__Stated goal__
Identify every line containing the word "Average" and reproduce each one.

>>

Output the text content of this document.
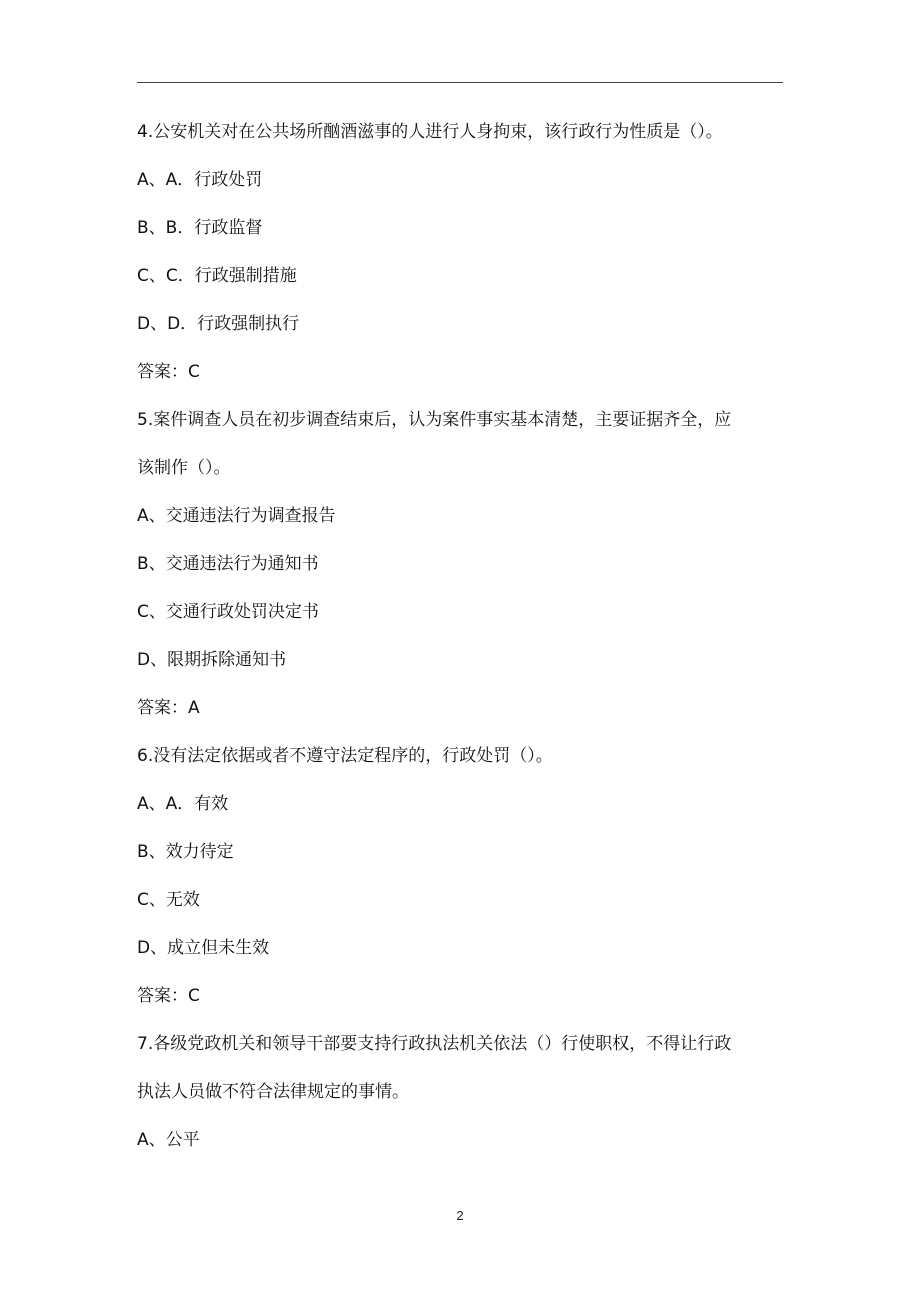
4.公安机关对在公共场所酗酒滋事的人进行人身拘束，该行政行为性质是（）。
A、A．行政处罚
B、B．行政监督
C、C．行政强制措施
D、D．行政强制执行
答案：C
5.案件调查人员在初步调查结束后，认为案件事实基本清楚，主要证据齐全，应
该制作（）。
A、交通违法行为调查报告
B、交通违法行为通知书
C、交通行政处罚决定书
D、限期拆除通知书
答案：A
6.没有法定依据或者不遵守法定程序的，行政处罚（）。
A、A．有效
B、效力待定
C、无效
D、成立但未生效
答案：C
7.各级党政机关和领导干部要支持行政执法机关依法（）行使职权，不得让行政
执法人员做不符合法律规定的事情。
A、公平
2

<<
>>

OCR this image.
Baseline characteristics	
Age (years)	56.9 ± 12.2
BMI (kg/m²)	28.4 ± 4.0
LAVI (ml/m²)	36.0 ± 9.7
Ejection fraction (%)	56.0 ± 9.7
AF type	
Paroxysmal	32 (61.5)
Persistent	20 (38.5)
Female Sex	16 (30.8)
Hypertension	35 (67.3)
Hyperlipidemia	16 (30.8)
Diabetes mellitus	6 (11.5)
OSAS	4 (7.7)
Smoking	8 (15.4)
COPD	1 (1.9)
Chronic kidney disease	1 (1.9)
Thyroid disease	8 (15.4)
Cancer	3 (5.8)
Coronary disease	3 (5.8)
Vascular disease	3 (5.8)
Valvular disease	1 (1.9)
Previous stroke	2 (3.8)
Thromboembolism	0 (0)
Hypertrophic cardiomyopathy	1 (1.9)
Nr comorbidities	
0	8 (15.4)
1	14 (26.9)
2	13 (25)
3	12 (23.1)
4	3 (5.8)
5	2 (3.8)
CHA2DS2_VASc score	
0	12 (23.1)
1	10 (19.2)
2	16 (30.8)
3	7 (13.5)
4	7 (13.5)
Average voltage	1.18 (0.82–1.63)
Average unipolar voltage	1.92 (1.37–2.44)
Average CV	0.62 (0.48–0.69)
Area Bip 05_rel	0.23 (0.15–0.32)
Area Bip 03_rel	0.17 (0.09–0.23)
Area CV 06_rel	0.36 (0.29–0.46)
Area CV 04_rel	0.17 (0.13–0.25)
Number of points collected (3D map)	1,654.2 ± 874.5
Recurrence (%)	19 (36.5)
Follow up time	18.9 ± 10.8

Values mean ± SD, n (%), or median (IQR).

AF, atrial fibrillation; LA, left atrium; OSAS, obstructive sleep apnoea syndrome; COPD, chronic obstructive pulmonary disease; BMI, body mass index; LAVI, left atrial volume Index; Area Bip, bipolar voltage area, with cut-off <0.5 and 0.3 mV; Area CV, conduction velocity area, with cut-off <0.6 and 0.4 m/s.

<<

__Problem solution__
Average voltage	1.18 (0.82–1.63)
Average unipolar voltage	1.92 (1.37–2.44)
Average CV	0.62 (0.48–0.69)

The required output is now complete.